> _Saved entries_:
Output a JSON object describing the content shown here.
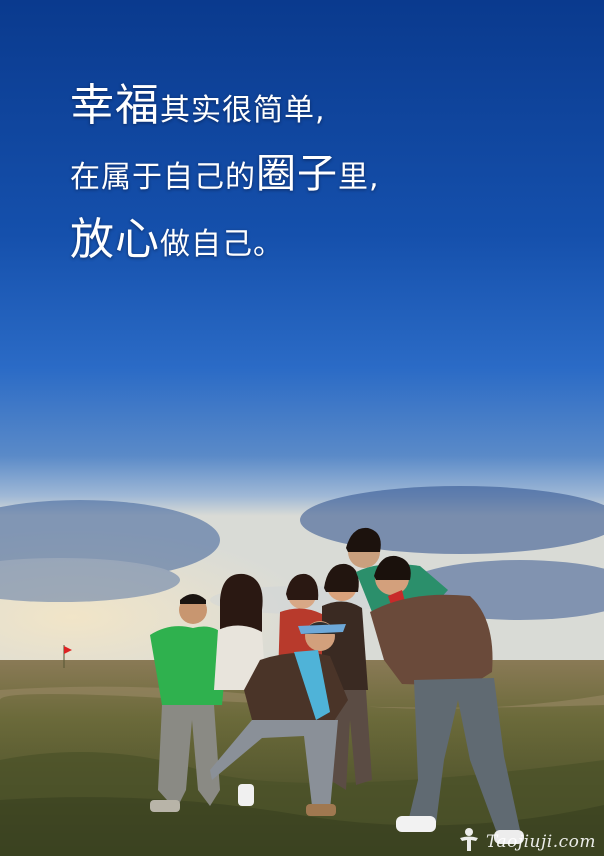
{
  "slogan": {
    "line1": {
      "big": "幸福",
      "small": "其实很简单,"
    },
    "line2": {
      "a": "在属于自己的",
      "big": "圈子",
      "b": "里,"
    },
    "line3": {
      "big": "放心",
      "small": "做自己。"
    }
  },
  "watermark": {
    "text": "Taojiuji.com"
  },
  "colors": {
    "sky_top": "#0a3a8e",
    "sky_mid": "#2b6bc6",
    "horizon": "#9fb8d6",
    "grass": "#6b6a3a"
  }
}
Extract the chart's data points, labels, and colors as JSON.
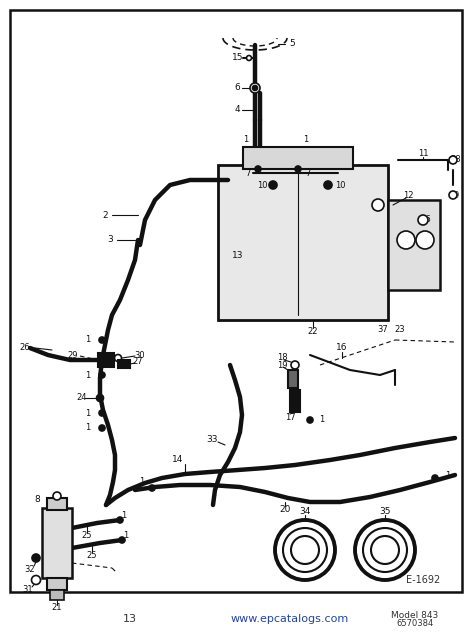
{
  "bg_color": "#ffffff",
  "border_color": "#222222",
  "diagram_color": "#111111",
  "fig_width": 4.74,
  "fig_height": 6.33,
  "dpi": 100,
  "page_number": "13",
  "website": "www.epcatalogs.com",
  "model": "Model 843",
  "part_number": "6570384",
  "diagram_id": "E-1692"
}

> _Task objective_: Beginning at the line with "Extract the chart's" and ending at the last line of the listing above, retype each line exactly, including those two lines. Leave the pictures out.

> _Result_:
Extract the chart's data points, labels, and colors as JSON.
{
  "bg_color": "#ffffff",
  "border_color": "#222222",
  "diagram_color": "#111111",
  "fig_width": 4.74,
  "fig_height": 6.33,
  "dpi": 100,
  "page_number": "13",
  "website": "www.epcatalogs.com",
  "model": "Model 843",
  "part_number": "6570384",
  "diagram_id": "E-1692"
}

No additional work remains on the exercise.